> _EXERCISE INSTRUCTIONS_
Retype the whole listing verbatim and keep the pictures out of it.

> _DATA ENTRIES_
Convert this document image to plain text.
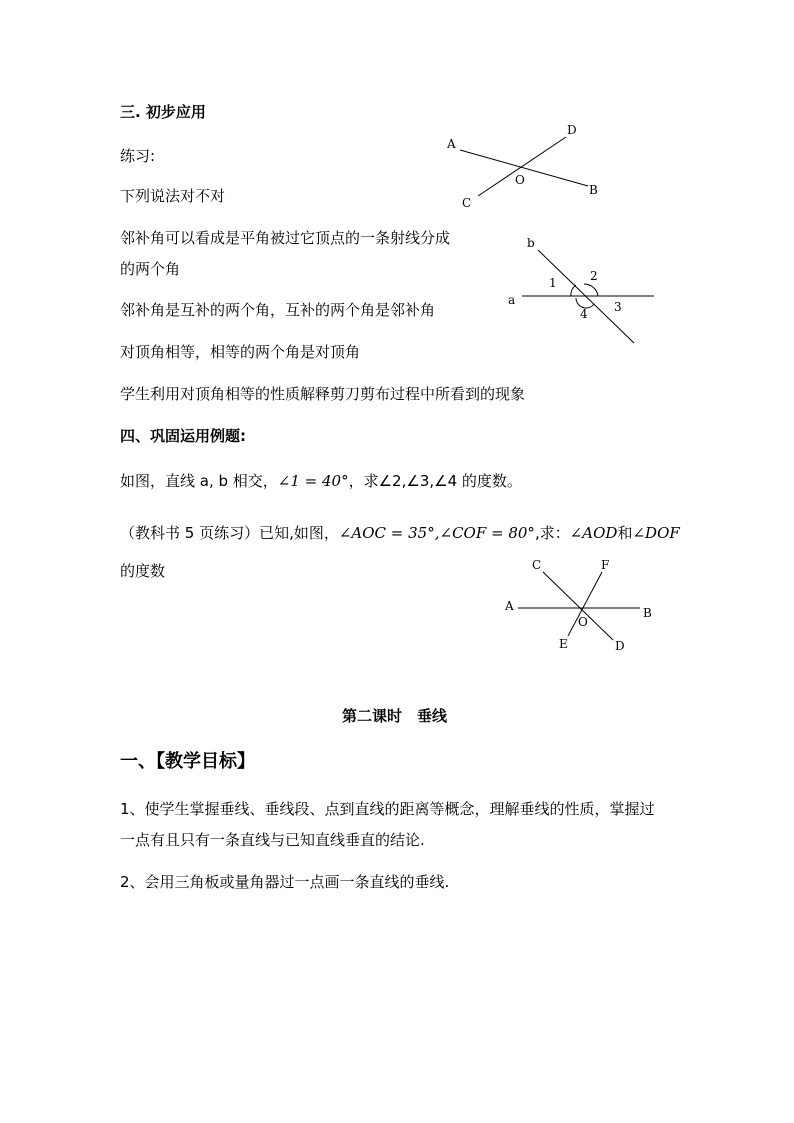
三. 初步应用
练习:
下列说法对不对
邻补角可以看成是平角被过它顶点的一条射线分成
的两个角
邻补角是互补的两个角，互补的两个角是邻补角
对顶角相等，相等的两个角是对顶角
学生利用对顶角相等的性质解释剪刀剪布过程中所看到的现象
A
D
O
C
B
b
a
1	2
3
4
四、巩固运用例题:
如图，直线 a, b 相交，∠1 = 40°，求∠2,∠3,∠4 的度数。
（教科书 5 页练习）已知,如图，∠AOC = 35°,∠COF = 80°,求：∠AOD和∠DOF
的度数
A	B
C	F
O
E	D
第二课时　垂线
一、【教学目标】
1、使学生掌握垂线、垂线段、点到直线的距离等概念，理解垂线的性质，掌握过
一点有且只有一条直线与已知直线垂直的结论.
2、会用三角板或量角器过一点画一条直线的垂线.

> _ANSWER IN FULL_
Convert this document image to plain text.
三. 初步应用
练习:
下列说法对不对
邻补角可以看成是平角被过它顶点的一条射线分成
的两个角
邻补角是互补的两个角，互补的两个角是邻补角
对顶角相等，相等的两个角是对顶角
学生利用对顶角相等的性质解释剪刀剪布过程中所看到的现象
A
D
O
C
B
b
a
1	2
3
4
四、巩固运用例题:
如图，直线 a, b 相交，∠1 = 40°，求∠2,∠3,∠4 的度数。
（教科书 5 页练习）已知,如图，∠AOC = 35°,∠COF = 80°,求：∠AOD和∠DOF
的度数
A	B
C	F
O
E	D
第二课时　垂线
一、【教学目标】
1、使学生掌握垂线、垂线段、点到直线的距离等概念，理解垂线的性质，掌握过
一点有且只有一条直线与已知直线垂直的结论.
2、会用三角板或量角器过一点画一条直线的垂线.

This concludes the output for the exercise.